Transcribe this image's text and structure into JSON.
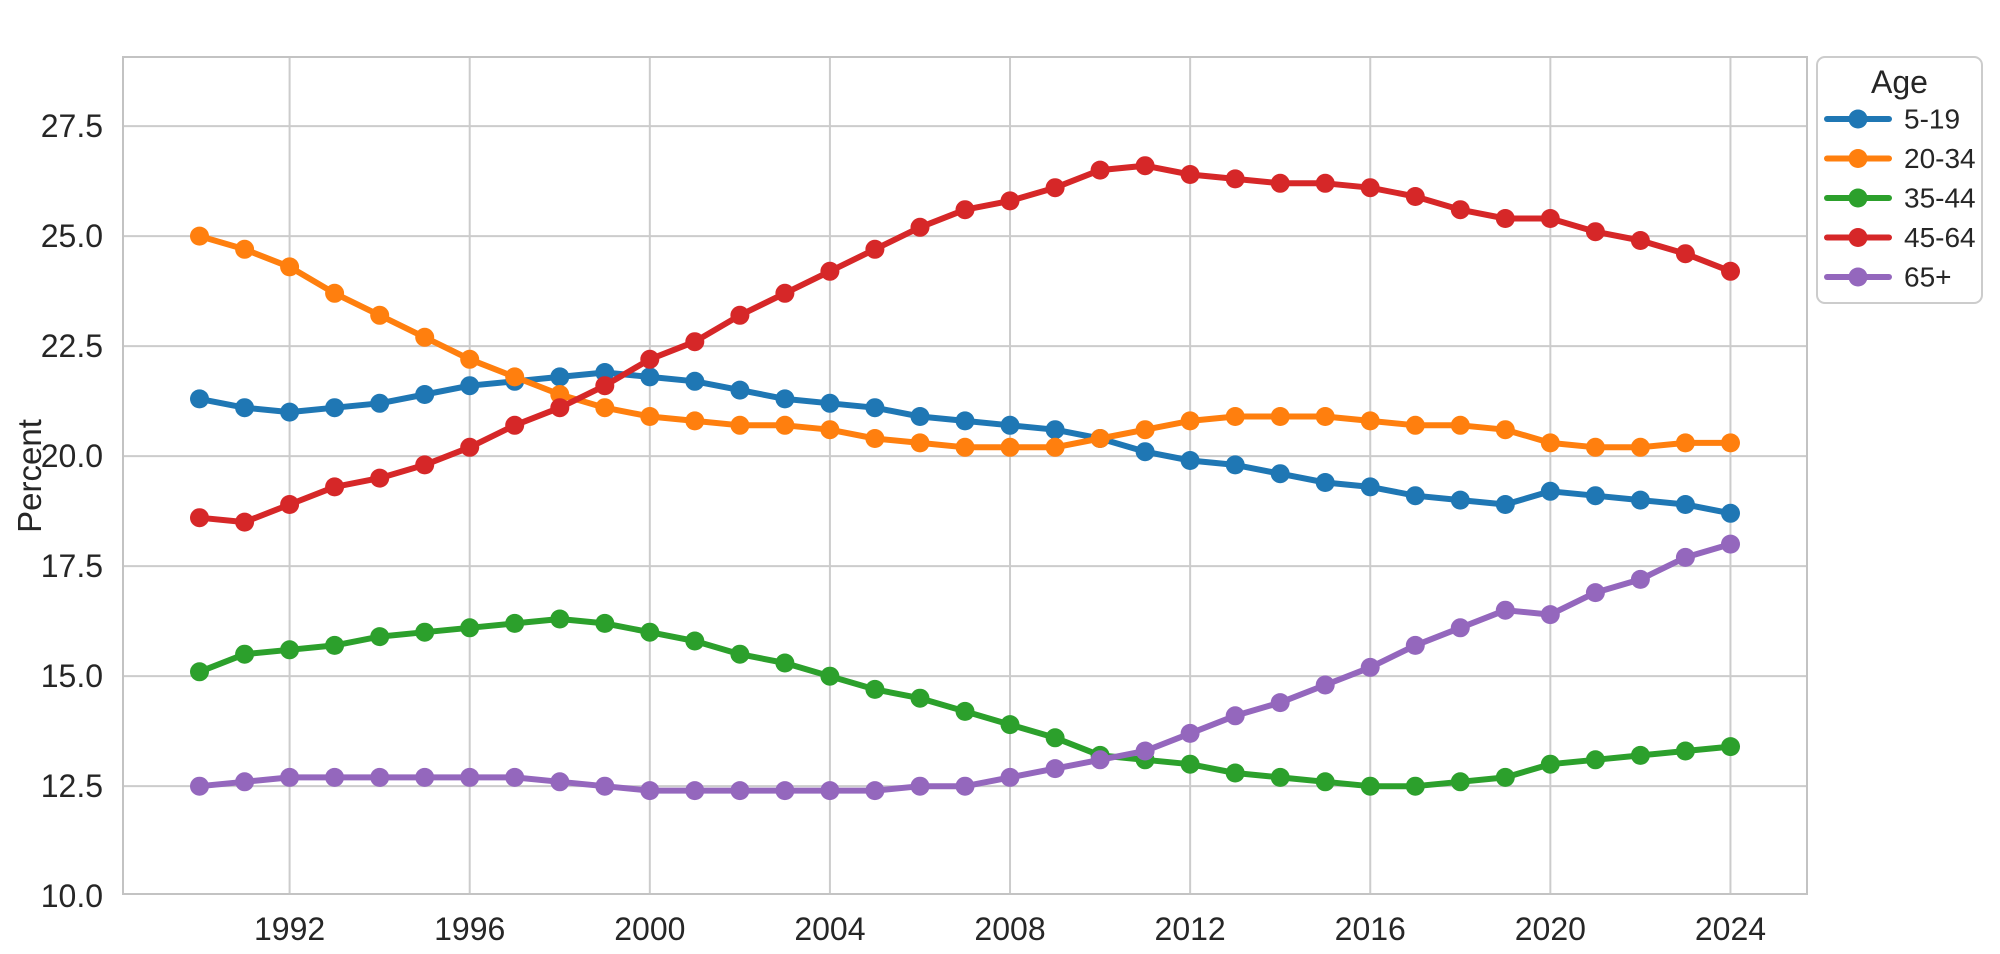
{
  "chart_data": {
    "type": "line",
    "title": "",
    "xlabel": "",
    "ylabel": "Percent",
    "grid": true,
    "background_color": "#ffffff",
    "grid_color": "#cccccc",
    "spine_color": "#c3c3c3",
    "text_color": "#262626",
    "xlim": [
      1988.3,
      2025.7
    ],
    "ylim": [
      10.05,
      29.07
    ],
    "xticks": [
      1992,
      1996,
      2000,
      2004,
      2008,
      2012,
      2016,
      2020,
      2024
    ],
    "yticks": [
      10.0,
      12.5,
      15.0,
      17.5,
      20.0,
      22.5,
      25.0,
      27.5
    ],
    "x": [
      1990,
      1991,
      1992,
      1993,
      1994,
      1995,
      1996,
      1997,
      1998,
      1999,
      2000,
      2001,
      2002,
      2003,
      2004,
      2005,
      2006,
      2007,
      2008,
      2009,
      2010,
      2011,
      2012,
      2013,
      2014,
      2015,
      2016,
      2017,
      2018,
      2019,
      2020,
      2021,
      2022,
      2023,
      2024
    ],
    "legend": {
      "title": "Age",
      "position": "upper-right-outside"
    },
    "series": [
      {
        "name": "5-19",
        "color": "#1f77b4",
        "values": [
          21.3,
          21.1,
          21.0,
          21.1,
          21.2,
          21.4,
          21.6,
          21.7,
          21.8,
          21.9,
          21.8,
          21.7,
          21.5,
          21.3,
          21.2,
          21.1,
          20.9,
          20.8,
          20.7,
          20.6,
          20.4,
          20.1,
          19.9,
          19.8,
          19.6,
          19.4,
          19.3,
          19.1,
          19.0,
          18.9,
          19.2,
          19.1,
          19.0,
          18.9,
          18.7
        ]
      },
      {
        "name": "20-34",
        "color": "#ff7f0e",
        "values": [
          25.0,
          24.7,
          24.3,
          23.7,
          23.2,
          22.7,
          22.2,
          21.8,
          21.4,
          21.1,
          20.9,
          20.8,
          20.7,
          20.7,
          20.6,
          20.4,
          20.3,
          20.2,
          20.2,
          20.2,
          20.4,
          20.6,
          20.8,
          20.9,
          20.9,
          20.9,
          20.8,
          20.7,
          20.7,
          20.6,
          20.3,
          20.2,
          20.2,
          20.3,
          20.3
        ]
      },
      {
        "name": "35-44",
        "color": "#2ca02c",
        "values": [
          15.1,
          15.5,
          15.6,
          15.7,
          15.9,
          16.0,
          16.1,
          16.2,
          16.3,
          16.2,
          16.0,
          15.8,
          15.5,
          15.3,
          15.0,
          14.7,
          14.5,
          14.2,
          13.9,
          13.6,
          13.2,
          13.1,
          13.0,
          12.8,
          12.7,
          12.6,
          12.5,
          12.5,
          12.6,
          12.7,
          13.0,
          13.1,
          13.2,
          13.3,
          13.4
        ]
      },
      {
        "name": "45-64",
        "color": "#d62728",
        "values": [
          18.6,
          18.5,
          18.9,
          19.3,
          19.5,
          19.8,
          20.2,
          20.7,
          21.1,
          21.6,
          22.2,
          22.6,
          23.2,
          23.7,
          24.2,
          24.7,
          25.2,
          25.6,
          25.8,
          26.1,
          26.5,
          26.6,
          26.4,
          26.3,
          26.2,
          26.2,
          26.1,
          25.9,
          25.6,
          25.4,
          25.4,
          25.1,
          24.9,
          24.6,
          24.2
        ]
      },
      {
        "name": "65+",
        "color": "#9467bd",
        "values": [
          12.5,
          12.6,
          12.7,
          12.7,
          12.7,
          12.7,
          12.7,
          12.7,
          12.6,
          12.5,
          12.4,
          12.4,
          12.4,
          12.4,
          12.4,
          12.4,
          12.5,
          12.5,
          12.7,
          12.9,
          13.1,
          13.3,
          13.7,
          14.1,
          14.4,
          14.8,
          15.2,
          15.7,
          16.1,
          16.5,
          16.4,
          16.9,
          17.2,
          17.7,
          18.0
        ]
      }
    ]
  }
}
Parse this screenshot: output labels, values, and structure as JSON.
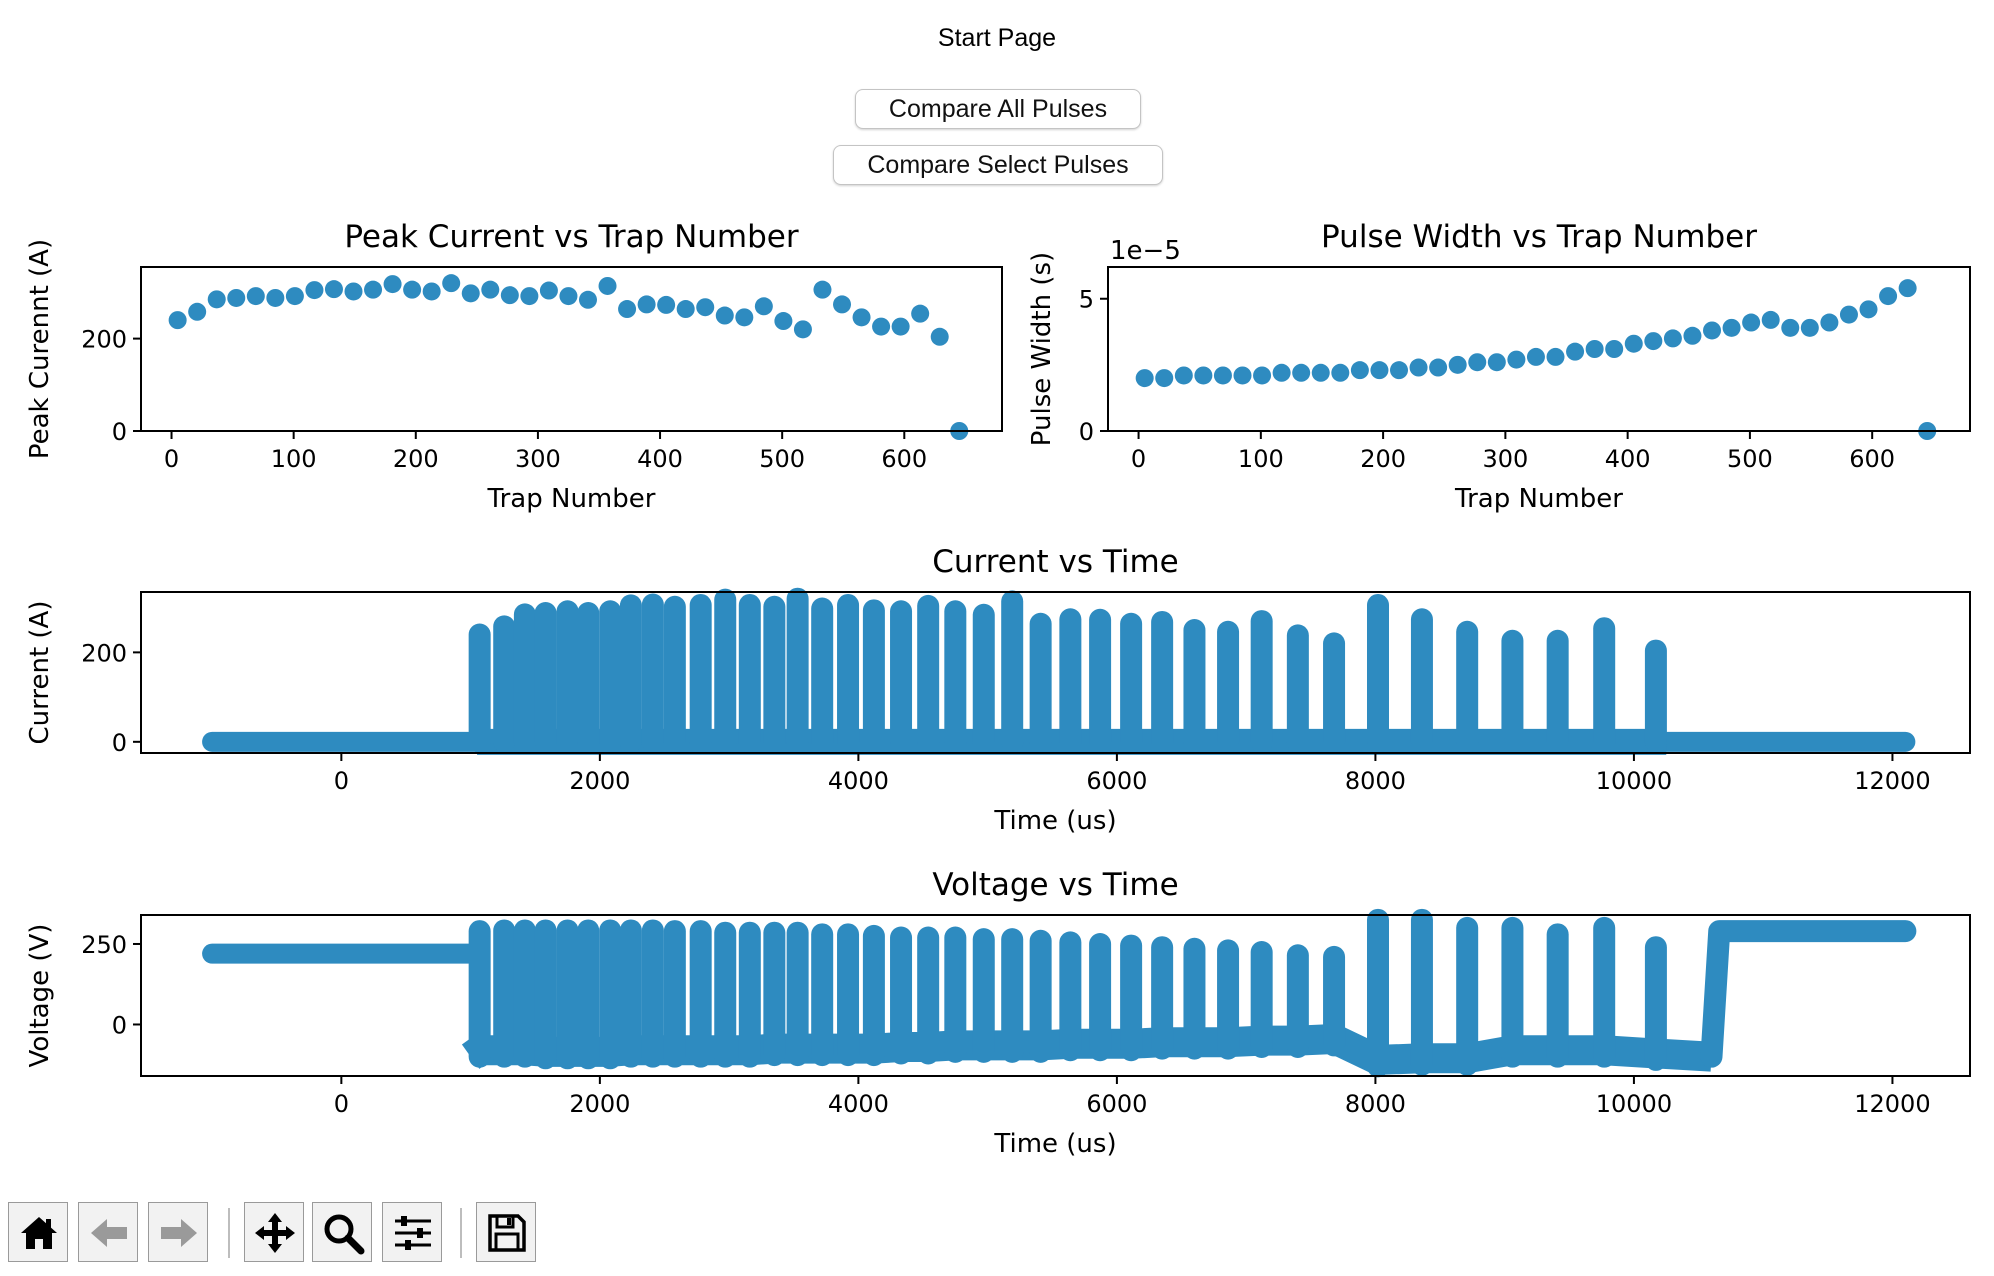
{
  "window": {
    "title": "Start Page"
  },
  "buttons": {
    "compare_all": "Compare All Pulses",
    "compare_select": "Compare Select Pulses"
  },
  "colors": {
    "series": "#2e8bc0",
    "axes": "#000000"
  },
  "toolbar": {
    "items": [
      {
        "name": "home",
        "icon": "home-icon"
      },
      {
        "name": "back",
        "icon": "arrow-left-icon"
      },
      {
        "name": "forward",
        "icon": "arrow-right-icon"
      },
      {
        "name": "pan",
        "icon": "move-icon"
      },
      {
        "name": "zoom",
        "icon": "magnifier-icon"
      },
      {
        "name": "configure",
        "icon": "sliders-icon"
      },
      {
        "name": "save",
        "icon": "floppy-disk-icon"
      }
    ]
  },
  "chart_data": [
    {
      "type": "scatter",
      "title": "Peak Current vs Trap Number",
      "xlabel": "Trap Number",
      "ylabel": "Peak Curennt (A)",
      "xlim": [
        -25,
        680
      ],
      "ylim": [
        0,
        355
      ],
      "xticks": [
        0,
        100,
        200,
        300,
        400,
        500,
        600
      ],
      "yticks": [
        0,
        200
      ],
      "offset_text": "",
      "x": [
        5,
        21,
        37,
        53,
        69,
        85,
        101,
        117,
        133,
        149,
        165,
        181,
        197,
        213,
        229,
        245,
        261,
        277,
        293,
        309,
        325,
        341,
        357,
        373,
        389,
        405,
        421,
        437,
        453,
        469,
        485,
        501,
        517,
        533,
        549,
        565,
        581,
        597,
        613,
        629,
        645
      ],
      "y": [
        240,
        258,
        285,
        288,
        292,
        288,
        292,
        305,
        307,
        302,
        306,
        318,
        306,
        302,
        320,
        298,
        306,
        294,
        292,
        304,
        292,
        284,
        314,
        264,
        274,
        273,
        264,
        268,
        250,
        246,
        270,
        238,
        220,
        306,
        274,
        246,
        226,
        226,
        254,
        204,
        0
      ]
    },
    {
      "type": "scatter",
      "title": "Pulse Width vs Trap Number",
      "xlabel": "Trap Number",
      "ylabel": "Pulse Width (s)",
      "xlim": [
        -25,
        680
      ],
      "ylim": [
        0,
        6.2
      ],
      "xticks": [
        0,
        100,
        200,
        300,
        400,
        500,
        600
      ],
      "yticks": [
        0,
        5
      ],
      "offset_text": "1e−5",
      "x": [
        5,
        21,
        37,
        53,
        69,
        85,
        101,
        117,
        133,
        149,
        165,
        181,
        197,
        213,
        229,
        245,
        261,
        277,
        293,
        309,
        325,
        341,
        357,
        373,
        389,
        405,
        421,
        437,
        453,
        469,
        485,
        501,
        517,
        533,
        549,
        565,
        581,
        597,
        613,
        629,
        645
      ],
      "y": [
        2.0,
        2.0,
        2.1,
        2.1,
        2.1,
        2.1,
        2.1,
        2.2,
        2.2,
        2.2,
        2.2,
        2.3,
        2.3,
        2.3,
        2.4,
        2.4,
        2.5,
        2.6,
        2.6,
        2.7,
        2.8,
        2.8,
        3.0,
        3.1,
        3.1,
        3.3,
        3.4,
        3.5,
        3.6,
        3.8,
        3.9,
        4.1,
        4.2,
        3.9,
        3.9,
        4.1,
        4.4,
        4.6,
        5.1,
        5.4,
        0
      ]
    },
    {
      "type": "line",
      "title": "Current vs Time",
      "xlabel": "Time (us)",
      "ylabel": "Current (A)",
      "xlim": [
        -1550,
        12600
      ],
      "ylim": [
        -25,
        335
      ],
      "xticks": [
        0,
        2000,
        4000,
        6000,
        8000,
        10000,
        12000
      ],
      "yticks": [
        0,
        200
      ],
      "signal": {
        "start": -1000,
        "end": 12100,
        "pulses_start": 1050,
        "pulses_end": 10250,
        "baseline": 0
      },
      "pulse_t": [
        1070,
        1260,
        1420,
        1580,
        1750,
        1910,
        2080,
        2240,
        2410,
        2580,
        2780,
        2970,
        3160,
        3350,
        3530,
        3720,
        3920,
        4120,
        4330,
        4540,
        4750,
        4970,
        5190,
        5410,
        5640,
        5870,
        6110,
        6350,
        6600,
        6860,
        7120,
        7400,
        7680,
        8020,
        8360,
        8710,
        9060,
        9410,
        9770,
        10170
      ],
      "pulse_peak": [
        240,
        258,
        285,
        288,
        292,
        288,
        292,
        305,
        307,
        302,
        306,
        318,
        306,
        302,
        320,
        298,
        306,
        294,
        292,
        304,
        292,
        284,
        314,
        264,
        274,
        273,
        264,
        268,
        250,
        246,
        270,
        238,
        220,
        306,
        274,
        246,
        226,
        226,
        254,
        204
      ]
    },
    {
      "type": "line",
      "title": "Voltage vs Time",
      "xlabel": "Time (us)",
      "ylabel": "Voltage (V)",
      "xlim": [
        -1550,
        12600
      ],
      "ylim": [
        -160,
        340
      ],
      "xticks": [
        0,
        2000,
        4000,
        6000,
        8000,
        10000,
        12000
      ],
      "yticks": [
        0,
        250
      ],
      "signal": {
        "pre_value": 220,
        "start": -1000,
        "pulses_start": 1000,
        "rise_t": 10600,
        "end": 12100,
        "final_value": 290
      },
      "pulse_t": [
        1070,
        1260,
        1420,
        1580,
        1750,
        1910,
        2080,
        2240,
        2410,
        2580,
        2780,
        2970,
        3160,
        3350,
        3530,
        3720,
        3920,
        4120,
        4330,
        4540,
        4750,
        4970,
        5190,
        5410,
        5640,
        5870,
        6110,
        6350,
        6600,
        6860,
        7120,
        7400,
        7680,
        8020,
        8360,
        8710,
        9060,
        9410,
        9770,
        10170
      ],
      "pulse_top": [
        290,
        292,
        292,
        292,
        292,
        292,
        292,
        292,
        292,
        290,
        290,
        285,
        285,
        285,
        285,
        280,
        280,
        275,
        270,
        270,
        270,
        265,
        265,
        260,
        255,
        250,
        245,
        240,
        235,
        230,
        225,
        215,
        210,
        325,
        325,
        300,
        300,
        280,
        300,
        240
      ],
      "pulse_bottom": [
        -100,
        -100,
        -100,
        -105,
        -105,
        -105,
        -105,
        -100,
        -100,
        -100,
        -100,
        -100,
        -100,
        -95,
        -95,
        -95,
        -95,
        -95,
        -90,
        -90,
        -85,
        -85,
        -85,
        -85,
        -80,
        -80,
        -80,
        -75,
        -75,
        -75,
        -70,
        -70,
        -65,
        -130,
        -125,
        -125,
        -100,
        -100,
        -100,
        -110
      ]
    }
  ]
}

# Short task
Look over the listing above. Pick out and copy every line that includes "arrow".

# Task response
        "icon": "arrow-left-icon"
        "icon": "arrow-right-icon"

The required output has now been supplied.